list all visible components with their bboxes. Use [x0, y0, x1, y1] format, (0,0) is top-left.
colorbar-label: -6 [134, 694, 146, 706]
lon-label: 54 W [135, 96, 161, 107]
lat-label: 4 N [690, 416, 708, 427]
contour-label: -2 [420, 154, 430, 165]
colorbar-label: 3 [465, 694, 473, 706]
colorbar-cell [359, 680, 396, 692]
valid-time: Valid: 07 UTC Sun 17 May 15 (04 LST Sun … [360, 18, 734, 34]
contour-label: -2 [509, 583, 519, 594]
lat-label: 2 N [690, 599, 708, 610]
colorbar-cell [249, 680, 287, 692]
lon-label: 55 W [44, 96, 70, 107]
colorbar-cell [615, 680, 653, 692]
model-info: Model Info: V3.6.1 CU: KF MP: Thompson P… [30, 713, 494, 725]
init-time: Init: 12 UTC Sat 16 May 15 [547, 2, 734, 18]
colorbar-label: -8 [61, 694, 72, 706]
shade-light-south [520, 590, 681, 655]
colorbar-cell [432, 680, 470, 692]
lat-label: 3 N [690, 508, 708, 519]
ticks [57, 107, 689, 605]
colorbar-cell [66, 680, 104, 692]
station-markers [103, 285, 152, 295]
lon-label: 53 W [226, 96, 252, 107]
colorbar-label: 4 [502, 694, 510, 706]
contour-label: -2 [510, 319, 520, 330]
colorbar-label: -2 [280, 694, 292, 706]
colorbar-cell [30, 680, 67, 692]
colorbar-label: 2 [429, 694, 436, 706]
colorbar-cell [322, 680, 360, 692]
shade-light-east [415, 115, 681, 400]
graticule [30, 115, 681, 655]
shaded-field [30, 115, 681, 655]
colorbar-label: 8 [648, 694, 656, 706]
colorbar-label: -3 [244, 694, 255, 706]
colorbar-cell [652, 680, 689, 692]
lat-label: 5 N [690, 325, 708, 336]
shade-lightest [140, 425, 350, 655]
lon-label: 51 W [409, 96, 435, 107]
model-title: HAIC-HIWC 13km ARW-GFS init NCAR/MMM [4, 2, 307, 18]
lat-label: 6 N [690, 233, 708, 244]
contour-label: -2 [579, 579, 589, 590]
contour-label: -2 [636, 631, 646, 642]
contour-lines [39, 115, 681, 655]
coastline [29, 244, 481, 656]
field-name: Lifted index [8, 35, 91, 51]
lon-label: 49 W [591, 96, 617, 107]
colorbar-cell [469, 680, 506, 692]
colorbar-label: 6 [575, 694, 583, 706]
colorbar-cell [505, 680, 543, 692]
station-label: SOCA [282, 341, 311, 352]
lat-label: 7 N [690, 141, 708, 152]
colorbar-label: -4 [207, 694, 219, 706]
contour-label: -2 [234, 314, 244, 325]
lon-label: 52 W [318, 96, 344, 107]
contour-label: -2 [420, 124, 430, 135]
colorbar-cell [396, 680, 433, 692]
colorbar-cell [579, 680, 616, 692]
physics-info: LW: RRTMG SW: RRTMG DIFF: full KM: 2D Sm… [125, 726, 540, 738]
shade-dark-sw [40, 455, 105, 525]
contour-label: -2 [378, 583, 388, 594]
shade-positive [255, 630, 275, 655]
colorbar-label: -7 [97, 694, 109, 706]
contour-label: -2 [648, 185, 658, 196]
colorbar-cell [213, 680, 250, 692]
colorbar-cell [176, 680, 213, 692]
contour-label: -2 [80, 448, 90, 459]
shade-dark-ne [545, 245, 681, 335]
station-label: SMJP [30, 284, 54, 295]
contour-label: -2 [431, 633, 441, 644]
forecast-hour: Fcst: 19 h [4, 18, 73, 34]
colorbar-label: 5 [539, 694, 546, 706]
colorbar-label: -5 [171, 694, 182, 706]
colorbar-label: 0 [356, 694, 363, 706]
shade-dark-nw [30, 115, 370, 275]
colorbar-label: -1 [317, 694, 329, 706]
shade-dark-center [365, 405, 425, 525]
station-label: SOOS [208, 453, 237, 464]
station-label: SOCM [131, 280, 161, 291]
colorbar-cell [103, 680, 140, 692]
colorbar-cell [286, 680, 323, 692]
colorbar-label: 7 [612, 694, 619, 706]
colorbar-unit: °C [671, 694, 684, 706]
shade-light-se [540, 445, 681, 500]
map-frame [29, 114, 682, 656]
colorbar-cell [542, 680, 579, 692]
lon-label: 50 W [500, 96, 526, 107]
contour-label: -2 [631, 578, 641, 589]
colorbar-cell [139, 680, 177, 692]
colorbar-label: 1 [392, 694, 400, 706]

┄┄┄┄┄┄

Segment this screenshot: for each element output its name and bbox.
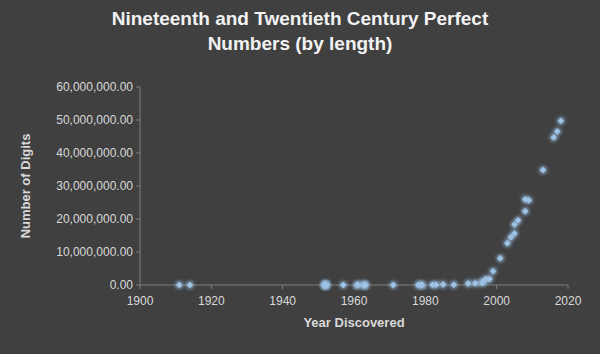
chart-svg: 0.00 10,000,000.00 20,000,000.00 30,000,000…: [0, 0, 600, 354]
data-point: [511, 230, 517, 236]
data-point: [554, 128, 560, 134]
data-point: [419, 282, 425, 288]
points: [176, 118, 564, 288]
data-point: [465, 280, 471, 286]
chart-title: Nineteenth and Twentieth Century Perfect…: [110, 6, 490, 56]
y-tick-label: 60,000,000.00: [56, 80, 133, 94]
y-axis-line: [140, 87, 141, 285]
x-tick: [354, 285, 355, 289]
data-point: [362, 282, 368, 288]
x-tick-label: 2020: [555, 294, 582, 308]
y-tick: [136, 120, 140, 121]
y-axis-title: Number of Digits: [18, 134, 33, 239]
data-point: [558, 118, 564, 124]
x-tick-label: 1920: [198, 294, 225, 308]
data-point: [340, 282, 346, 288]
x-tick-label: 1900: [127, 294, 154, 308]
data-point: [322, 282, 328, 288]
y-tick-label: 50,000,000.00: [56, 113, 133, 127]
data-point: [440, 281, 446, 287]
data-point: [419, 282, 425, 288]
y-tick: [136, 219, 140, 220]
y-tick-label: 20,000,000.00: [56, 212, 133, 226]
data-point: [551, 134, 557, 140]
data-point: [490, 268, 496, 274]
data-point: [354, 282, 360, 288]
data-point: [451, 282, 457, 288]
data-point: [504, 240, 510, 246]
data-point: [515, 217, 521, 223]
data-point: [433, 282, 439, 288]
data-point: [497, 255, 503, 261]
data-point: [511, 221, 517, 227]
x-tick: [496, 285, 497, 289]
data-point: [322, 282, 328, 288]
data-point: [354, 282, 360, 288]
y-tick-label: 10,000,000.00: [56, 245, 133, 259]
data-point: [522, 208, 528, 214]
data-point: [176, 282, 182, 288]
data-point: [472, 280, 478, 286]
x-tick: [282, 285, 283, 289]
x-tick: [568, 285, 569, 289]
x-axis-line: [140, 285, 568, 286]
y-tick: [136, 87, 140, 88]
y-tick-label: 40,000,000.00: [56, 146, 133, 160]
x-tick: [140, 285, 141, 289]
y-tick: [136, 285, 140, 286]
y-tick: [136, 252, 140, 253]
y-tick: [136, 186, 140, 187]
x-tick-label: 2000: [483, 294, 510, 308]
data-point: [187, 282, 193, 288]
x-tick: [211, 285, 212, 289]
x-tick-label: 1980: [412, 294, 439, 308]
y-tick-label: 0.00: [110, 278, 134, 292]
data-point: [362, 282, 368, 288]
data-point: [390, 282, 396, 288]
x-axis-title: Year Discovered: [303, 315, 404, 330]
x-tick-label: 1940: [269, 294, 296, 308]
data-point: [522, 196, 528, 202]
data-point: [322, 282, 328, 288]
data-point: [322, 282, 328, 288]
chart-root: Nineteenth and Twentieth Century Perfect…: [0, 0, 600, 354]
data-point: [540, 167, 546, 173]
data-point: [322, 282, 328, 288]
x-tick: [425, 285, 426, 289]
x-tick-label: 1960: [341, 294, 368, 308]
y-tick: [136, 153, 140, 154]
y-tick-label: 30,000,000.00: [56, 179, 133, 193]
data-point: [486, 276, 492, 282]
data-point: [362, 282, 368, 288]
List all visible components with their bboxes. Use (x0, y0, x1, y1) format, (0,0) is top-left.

┄┄┄┄┄┄

Task directions: Copy the lines of the material above, starting at the line with "chart-svg: 0.00 10,000,000.00" and continuing up to and including the line with "data-point: [340, 282, 346, 288]". Give only those lines, unchanged.

Result for this exercise:
chart-svg: 0.00 10,000,000.00 20,000,000.00 30,000,000…: [0, 0, 600, 354]
data-point: [511, 230, 517, 236]
data-point: [554, 128, 560, 134]
data-point: [419, 282, 425, 288]
points: [176, 118, 564, 288]
data-point: [465, 280, 471, 286]
chart-title: Nineteenth and Twentieth Century Perfect…: [110, 6, 490, 56]
y-tick-label: 60,000,000.00: [56, 80, 133, 94]
y-axis-line: [140, 87, 141, 285]
x-tick: [354, 285, 355, 289]
data-point: [362, 282, 368, 288]
x-tick-label: 2020: [555, 294, 582, 308]
y-tick: [136, 120, 140, 121]
y-axis-title: Number of Digits: [18, 134, 33, 239]
data-point: [558, 118, 564, 124]
x-tick-label: 1920: [198, 294, 225, 308]
data-point: [340, 282, 346, 288]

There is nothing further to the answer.